Supplied passage —
Sunday, December 25, 2011

Gold in California's Coastal Ranges (Part 1)

(San Francisco beaches like this one near the Cliff House contain small amounts of placer gold.)


More Gold in the "Golden" State

When most of us think about gold in California the state's Motherlode Region comes to mind first, followed perhaps by the desert gold found in many locations in the southeastern part of the "Golden" state. Yet gold can be found in selected locations in California's coastal ranges as well.

Where to Find Gold

It would probably be helpful if I defined here what I consider the coastal ranges to be. OK, for my money, the coastal ranges are those major or minor mountain ranges that lie between the Pacific Ocean and California's interior valleys.

Outline of the Northern Gold-Bearing Region

This vast tract of real estate can be further subdivided into the southern and northern regions, with the north being bound by the Pacific to the west and the San Joaquin and Sacramento Valleys to the east. In the south, the Pacific remains the western boundary with the eastern delineated by the foothills just to the east of Southern California's major metropolitan areas.

What needs to be done — Reproduce the passage on gold in California's coastal ranges word for word, between "Where to Find" and "California's interior valleys.", inclusive.

Dataset content —
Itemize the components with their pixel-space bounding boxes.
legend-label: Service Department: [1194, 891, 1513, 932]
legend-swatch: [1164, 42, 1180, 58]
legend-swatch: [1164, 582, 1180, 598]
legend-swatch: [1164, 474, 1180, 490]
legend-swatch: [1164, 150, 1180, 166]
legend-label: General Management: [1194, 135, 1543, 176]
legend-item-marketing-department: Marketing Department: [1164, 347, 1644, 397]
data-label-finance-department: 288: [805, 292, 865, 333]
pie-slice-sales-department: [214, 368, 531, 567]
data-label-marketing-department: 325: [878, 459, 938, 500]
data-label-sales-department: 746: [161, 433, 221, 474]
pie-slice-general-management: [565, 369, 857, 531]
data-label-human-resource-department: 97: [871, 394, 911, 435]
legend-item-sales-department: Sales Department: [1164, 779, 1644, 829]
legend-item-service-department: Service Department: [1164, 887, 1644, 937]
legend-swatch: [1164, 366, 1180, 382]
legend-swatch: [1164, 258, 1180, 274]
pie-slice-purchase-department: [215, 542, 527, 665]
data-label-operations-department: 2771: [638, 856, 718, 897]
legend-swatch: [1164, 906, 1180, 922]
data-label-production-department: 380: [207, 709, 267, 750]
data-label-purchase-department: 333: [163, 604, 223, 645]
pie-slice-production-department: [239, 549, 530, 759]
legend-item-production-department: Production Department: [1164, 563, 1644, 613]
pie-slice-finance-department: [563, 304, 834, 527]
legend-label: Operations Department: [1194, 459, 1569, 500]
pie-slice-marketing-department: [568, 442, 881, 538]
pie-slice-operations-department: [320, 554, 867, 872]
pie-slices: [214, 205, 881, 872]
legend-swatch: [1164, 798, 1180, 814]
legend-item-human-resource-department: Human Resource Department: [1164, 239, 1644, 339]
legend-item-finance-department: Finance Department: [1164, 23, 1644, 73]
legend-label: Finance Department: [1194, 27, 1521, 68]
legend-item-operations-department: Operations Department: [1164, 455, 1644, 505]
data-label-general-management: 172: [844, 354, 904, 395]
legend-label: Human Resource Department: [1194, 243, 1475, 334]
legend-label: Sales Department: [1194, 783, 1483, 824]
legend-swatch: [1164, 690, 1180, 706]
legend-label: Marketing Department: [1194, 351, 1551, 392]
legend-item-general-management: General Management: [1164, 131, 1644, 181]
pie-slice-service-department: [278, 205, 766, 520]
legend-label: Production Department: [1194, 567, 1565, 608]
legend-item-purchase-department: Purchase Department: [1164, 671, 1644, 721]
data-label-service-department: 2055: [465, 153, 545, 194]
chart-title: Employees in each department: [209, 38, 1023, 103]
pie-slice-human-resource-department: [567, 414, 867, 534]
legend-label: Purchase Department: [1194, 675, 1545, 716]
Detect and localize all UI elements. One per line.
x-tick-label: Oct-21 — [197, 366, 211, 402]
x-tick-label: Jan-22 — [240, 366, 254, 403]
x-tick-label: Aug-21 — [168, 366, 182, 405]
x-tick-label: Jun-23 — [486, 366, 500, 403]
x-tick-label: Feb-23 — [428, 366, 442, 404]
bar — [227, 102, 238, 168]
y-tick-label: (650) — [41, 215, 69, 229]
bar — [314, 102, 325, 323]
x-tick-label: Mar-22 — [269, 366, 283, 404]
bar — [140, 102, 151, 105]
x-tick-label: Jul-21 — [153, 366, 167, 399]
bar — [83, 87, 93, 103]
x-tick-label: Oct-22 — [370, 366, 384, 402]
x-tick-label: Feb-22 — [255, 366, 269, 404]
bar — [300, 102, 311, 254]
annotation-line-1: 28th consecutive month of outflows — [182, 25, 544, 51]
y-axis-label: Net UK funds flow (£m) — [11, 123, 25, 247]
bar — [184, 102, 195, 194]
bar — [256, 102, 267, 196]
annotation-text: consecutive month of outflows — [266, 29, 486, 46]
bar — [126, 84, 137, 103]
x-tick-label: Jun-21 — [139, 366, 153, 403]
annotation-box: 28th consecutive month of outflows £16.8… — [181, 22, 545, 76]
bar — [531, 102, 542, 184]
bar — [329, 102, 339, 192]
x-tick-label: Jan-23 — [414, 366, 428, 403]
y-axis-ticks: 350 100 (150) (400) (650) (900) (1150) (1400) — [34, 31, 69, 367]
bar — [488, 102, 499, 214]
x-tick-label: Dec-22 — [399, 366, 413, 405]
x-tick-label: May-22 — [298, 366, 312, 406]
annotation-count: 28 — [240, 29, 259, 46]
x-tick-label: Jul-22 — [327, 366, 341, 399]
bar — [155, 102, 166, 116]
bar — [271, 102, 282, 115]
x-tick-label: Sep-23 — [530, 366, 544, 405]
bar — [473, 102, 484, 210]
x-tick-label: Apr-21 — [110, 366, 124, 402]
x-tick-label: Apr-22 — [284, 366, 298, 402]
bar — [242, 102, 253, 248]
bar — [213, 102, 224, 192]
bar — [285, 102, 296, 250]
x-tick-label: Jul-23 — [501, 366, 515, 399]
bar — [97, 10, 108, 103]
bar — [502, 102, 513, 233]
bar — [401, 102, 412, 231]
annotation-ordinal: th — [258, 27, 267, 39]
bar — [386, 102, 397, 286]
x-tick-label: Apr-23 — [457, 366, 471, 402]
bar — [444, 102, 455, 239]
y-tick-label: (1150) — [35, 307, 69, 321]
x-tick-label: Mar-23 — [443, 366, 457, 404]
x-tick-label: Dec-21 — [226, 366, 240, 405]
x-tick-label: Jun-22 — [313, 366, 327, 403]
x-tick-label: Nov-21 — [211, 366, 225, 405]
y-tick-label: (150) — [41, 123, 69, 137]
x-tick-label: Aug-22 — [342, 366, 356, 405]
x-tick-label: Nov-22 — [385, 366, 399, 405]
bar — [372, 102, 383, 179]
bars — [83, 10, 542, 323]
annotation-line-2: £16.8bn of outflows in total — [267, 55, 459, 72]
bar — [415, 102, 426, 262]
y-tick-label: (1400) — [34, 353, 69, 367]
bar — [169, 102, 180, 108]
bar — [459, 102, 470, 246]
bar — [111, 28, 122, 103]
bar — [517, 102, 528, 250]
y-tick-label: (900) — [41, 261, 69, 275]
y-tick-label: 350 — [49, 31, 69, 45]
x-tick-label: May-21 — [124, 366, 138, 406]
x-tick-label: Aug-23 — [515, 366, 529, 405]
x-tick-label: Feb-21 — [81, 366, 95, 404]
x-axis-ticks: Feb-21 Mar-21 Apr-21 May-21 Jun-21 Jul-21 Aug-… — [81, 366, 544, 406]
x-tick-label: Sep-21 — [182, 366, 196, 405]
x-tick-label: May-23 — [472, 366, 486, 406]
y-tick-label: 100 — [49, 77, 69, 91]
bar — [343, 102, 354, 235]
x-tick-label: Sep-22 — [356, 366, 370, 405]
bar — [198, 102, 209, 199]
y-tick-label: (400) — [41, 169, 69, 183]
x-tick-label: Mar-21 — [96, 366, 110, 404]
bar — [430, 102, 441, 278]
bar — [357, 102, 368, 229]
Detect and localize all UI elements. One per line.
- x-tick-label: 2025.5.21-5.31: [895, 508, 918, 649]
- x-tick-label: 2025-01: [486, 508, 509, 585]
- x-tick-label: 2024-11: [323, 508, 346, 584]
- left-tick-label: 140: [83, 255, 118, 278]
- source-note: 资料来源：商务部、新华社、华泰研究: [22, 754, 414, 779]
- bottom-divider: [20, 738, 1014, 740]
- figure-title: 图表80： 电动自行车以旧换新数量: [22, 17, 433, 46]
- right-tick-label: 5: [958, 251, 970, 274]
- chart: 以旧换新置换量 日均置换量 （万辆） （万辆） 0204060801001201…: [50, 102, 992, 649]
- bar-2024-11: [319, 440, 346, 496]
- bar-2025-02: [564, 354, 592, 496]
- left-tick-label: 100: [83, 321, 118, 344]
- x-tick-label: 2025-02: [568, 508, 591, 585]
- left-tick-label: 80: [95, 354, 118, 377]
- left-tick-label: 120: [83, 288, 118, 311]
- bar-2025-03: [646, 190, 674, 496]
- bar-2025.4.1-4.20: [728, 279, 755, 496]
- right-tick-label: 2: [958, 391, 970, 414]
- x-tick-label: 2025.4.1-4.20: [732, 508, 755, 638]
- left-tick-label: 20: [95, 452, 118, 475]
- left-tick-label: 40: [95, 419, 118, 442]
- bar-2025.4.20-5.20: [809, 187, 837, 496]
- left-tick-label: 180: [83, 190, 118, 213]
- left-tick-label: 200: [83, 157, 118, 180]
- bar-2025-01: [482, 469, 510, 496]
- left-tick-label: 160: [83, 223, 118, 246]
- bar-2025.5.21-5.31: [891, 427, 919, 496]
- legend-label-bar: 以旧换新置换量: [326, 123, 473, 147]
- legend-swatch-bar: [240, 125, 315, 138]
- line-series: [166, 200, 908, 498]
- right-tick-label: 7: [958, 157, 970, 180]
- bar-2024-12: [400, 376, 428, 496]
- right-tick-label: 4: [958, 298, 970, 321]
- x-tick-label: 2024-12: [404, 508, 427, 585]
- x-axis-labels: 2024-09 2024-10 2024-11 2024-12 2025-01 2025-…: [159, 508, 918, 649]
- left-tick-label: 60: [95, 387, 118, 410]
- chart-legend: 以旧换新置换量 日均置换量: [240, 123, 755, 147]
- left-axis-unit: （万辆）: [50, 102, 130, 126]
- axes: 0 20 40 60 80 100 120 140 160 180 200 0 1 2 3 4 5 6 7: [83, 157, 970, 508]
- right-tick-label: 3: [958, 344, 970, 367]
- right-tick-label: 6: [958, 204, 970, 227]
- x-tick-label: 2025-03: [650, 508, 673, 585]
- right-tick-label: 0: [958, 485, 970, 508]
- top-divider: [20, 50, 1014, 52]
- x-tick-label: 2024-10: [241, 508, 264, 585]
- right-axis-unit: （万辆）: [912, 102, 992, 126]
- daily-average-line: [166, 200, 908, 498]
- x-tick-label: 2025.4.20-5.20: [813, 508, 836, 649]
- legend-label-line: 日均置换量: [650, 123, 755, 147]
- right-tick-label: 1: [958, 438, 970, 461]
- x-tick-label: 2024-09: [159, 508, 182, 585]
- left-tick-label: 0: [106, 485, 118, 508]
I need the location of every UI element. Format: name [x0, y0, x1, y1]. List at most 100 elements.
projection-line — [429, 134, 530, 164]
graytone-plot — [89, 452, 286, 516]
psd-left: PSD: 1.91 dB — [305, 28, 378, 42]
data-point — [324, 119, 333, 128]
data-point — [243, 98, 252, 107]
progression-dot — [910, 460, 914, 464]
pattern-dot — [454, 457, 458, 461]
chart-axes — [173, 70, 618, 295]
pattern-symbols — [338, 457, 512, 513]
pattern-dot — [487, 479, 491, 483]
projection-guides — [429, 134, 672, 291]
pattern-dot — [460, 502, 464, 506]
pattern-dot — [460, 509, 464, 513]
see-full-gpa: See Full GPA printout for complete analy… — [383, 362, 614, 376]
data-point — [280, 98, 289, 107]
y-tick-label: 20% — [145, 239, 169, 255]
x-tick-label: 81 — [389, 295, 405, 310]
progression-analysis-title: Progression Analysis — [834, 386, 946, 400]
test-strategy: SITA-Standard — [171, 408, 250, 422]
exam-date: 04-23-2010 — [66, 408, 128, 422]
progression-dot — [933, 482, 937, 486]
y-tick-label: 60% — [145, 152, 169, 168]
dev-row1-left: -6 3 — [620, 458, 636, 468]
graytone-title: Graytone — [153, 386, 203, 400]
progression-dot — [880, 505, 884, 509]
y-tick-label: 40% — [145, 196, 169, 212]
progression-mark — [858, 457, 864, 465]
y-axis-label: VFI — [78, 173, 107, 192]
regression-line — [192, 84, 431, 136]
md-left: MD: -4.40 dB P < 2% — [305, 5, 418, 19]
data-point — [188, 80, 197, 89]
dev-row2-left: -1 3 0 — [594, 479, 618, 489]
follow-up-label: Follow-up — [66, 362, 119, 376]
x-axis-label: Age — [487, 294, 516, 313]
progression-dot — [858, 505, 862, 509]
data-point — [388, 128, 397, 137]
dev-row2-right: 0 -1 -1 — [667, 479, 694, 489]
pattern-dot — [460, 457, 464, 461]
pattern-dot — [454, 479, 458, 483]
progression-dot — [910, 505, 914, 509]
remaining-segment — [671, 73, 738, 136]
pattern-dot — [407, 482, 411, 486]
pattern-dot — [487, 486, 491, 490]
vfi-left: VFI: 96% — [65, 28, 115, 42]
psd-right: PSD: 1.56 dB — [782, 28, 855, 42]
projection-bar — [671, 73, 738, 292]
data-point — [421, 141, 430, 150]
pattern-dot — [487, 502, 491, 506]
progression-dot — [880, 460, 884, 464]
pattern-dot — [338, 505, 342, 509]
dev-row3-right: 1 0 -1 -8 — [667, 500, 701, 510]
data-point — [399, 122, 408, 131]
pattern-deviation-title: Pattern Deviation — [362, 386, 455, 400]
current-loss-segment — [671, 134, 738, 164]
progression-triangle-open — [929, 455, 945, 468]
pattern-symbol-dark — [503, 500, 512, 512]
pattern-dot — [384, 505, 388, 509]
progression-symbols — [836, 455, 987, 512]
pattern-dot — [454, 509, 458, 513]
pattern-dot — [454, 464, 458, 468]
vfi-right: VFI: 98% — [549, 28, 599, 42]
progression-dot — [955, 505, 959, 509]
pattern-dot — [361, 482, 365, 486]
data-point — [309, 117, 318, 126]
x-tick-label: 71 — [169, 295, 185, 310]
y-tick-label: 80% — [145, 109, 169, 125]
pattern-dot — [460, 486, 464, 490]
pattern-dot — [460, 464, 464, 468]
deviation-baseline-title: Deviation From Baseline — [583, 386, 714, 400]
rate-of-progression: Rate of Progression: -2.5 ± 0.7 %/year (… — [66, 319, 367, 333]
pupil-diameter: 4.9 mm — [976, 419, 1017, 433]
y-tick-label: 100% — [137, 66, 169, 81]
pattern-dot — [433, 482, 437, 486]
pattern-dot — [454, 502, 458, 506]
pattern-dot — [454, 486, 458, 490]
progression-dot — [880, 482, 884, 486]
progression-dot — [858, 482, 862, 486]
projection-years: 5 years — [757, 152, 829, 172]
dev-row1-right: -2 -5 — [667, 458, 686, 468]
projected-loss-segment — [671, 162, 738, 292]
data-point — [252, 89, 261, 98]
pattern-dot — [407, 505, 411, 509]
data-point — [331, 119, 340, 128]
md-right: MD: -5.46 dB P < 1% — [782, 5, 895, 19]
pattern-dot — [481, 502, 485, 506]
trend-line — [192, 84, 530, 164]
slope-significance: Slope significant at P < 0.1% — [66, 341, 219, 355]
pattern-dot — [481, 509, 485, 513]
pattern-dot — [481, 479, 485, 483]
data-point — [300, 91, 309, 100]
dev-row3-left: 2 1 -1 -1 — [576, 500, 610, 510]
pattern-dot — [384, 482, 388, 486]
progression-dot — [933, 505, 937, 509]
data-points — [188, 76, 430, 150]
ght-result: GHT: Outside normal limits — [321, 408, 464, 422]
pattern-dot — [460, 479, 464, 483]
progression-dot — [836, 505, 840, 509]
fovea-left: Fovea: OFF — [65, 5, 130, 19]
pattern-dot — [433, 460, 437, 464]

Exercise answer —
Where to Find Gold

It would probably be helpful if I defined here what I consider the coastal ranges to be. OK, for my money, the coastal ranges are those major or minor mountain ranges that lie between the Pacific Ocean and California's interior valleys.